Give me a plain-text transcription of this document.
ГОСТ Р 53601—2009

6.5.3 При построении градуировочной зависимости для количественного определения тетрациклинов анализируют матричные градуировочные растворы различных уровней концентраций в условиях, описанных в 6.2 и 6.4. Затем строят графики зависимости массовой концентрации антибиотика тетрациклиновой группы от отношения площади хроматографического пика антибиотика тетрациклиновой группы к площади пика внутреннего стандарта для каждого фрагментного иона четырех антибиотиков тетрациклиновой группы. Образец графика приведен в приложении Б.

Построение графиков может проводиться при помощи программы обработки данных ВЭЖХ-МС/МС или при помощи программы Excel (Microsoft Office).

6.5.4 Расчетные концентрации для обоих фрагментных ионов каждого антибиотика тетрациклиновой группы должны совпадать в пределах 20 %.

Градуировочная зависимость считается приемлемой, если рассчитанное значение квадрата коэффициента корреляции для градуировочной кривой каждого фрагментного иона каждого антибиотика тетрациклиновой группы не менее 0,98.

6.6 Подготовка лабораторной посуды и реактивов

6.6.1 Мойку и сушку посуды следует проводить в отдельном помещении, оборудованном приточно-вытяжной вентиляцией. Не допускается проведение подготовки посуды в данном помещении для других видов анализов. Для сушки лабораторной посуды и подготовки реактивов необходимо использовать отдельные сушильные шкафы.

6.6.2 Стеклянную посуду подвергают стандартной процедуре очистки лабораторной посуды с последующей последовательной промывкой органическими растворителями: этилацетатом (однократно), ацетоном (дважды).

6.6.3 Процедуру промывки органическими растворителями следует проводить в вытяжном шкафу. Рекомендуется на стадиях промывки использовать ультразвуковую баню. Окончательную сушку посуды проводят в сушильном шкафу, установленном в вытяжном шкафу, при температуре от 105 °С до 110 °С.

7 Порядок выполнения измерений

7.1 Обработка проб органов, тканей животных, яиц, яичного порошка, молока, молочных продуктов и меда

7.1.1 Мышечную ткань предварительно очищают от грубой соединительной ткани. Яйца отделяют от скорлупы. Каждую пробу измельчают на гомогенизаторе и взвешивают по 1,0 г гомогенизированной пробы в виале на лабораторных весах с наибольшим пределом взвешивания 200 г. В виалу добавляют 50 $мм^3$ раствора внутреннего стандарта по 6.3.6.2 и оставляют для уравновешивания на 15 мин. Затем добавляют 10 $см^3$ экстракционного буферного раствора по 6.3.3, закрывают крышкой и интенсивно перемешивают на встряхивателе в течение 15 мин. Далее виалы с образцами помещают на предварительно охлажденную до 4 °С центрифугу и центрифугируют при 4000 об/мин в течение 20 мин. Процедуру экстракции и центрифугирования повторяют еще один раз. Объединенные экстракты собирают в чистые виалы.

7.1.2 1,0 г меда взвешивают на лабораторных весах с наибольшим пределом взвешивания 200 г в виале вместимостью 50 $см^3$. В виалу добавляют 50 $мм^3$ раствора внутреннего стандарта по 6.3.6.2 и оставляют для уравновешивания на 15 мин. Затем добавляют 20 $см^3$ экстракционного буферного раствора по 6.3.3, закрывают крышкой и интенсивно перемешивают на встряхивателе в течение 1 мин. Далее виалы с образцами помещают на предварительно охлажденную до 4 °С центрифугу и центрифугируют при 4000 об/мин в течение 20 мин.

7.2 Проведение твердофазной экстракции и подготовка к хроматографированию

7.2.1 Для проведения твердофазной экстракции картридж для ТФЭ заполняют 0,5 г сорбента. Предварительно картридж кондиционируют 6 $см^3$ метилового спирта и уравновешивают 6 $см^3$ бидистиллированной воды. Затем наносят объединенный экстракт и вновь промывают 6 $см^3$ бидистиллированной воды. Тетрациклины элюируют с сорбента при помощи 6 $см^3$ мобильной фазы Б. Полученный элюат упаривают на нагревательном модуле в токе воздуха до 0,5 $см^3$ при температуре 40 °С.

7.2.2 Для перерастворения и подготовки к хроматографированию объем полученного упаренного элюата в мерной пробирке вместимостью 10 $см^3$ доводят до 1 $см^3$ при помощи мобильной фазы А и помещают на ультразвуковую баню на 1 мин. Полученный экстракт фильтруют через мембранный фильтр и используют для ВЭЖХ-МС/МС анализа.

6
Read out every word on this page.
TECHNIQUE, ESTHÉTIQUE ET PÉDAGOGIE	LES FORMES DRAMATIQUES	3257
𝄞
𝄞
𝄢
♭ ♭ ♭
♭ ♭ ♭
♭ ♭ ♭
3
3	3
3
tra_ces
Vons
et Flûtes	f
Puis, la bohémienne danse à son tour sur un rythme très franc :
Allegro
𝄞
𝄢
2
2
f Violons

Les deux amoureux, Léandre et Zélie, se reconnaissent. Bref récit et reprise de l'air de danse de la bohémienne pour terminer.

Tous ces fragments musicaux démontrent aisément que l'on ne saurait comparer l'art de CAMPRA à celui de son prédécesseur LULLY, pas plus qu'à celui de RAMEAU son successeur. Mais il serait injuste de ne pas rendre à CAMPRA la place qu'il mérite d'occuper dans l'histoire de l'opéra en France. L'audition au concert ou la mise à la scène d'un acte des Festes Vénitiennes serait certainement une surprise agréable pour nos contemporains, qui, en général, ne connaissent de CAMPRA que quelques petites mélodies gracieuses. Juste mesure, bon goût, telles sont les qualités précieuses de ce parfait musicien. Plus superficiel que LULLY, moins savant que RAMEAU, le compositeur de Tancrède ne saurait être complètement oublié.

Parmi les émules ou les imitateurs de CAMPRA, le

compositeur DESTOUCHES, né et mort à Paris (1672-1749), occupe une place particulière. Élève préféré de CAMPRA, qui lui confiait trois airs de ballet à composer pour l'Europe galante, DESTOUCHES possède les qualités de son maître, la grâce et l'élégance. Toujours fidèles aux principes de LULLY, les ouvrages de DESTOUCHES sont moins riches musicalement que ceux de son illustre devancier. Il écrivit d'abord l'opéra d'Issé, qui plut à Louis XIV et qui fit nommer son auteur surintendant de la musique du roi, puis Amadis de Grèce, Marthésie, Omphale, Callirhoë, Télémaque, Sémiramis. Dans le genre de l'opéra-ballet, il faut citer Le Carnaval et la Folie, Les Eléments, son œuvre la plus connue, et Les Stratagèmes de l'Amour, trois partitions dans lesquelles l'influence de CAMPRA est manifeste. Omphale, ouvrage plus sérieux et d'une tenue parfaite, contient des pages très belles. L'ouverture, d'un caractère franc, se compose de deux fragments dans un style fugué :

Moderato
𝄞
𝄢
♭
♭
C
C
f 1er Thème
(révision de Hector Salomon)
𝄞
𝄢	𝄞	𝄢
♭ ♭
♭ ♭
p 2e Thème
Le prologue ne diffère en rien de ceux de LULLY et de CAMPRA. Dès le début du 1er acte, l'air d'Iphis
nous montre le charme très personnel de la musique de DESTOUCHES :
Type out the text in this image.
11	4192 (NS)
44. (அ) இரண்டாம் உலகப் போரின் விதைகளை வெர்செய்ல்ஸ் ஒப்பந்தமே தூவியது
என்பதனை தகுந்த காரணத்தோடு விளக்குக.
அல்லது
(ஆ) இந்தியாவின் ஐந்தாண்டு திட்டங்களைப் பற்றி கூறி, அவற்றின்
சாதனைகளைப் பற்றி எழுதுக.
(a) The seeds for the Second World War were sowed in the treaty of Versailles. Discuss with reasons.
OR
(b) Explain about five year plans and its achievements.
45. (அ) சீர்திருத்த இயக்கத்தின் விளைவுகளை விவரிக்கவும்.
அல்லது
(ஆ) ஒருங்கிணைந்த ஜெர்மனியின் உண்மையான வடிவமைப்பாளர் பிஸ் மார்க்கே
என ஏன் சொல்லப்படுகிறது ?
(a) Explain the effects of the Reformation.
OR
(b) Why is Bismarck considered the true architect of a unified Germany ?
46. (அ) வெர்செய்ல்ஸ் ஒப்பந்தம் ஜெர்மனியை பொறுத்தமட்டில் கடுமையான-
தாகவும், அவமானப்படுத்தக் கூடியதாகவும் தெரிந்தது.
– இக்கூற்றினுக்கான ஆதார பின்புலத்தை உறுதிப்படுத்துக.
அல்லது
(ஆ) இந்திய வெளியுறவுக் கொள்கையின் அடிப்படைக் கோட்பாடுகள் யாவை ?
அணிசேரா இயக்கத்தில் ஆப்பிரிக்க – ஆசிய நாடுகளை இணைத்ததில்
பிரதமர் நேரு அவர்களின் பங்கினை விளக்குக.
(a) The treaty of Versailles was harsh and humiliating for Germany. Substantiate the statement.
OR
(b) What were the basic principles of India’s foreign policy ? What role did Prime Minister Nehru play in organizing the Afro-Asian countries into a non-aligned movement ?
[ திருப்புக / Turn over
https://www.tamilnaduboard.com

[Task to carry out]
Find each line in the records holding the string "were" and show it.

[Finished task]
(a) The seeds for the Second World War were sowed in the treaty of Versailles. Discuss with reasons.
(b) What were the basic principles of India’s foreign policy ? What role did Prime Minister Nehru play in organizing the Afro-Asian countries into a non-aligned movement ?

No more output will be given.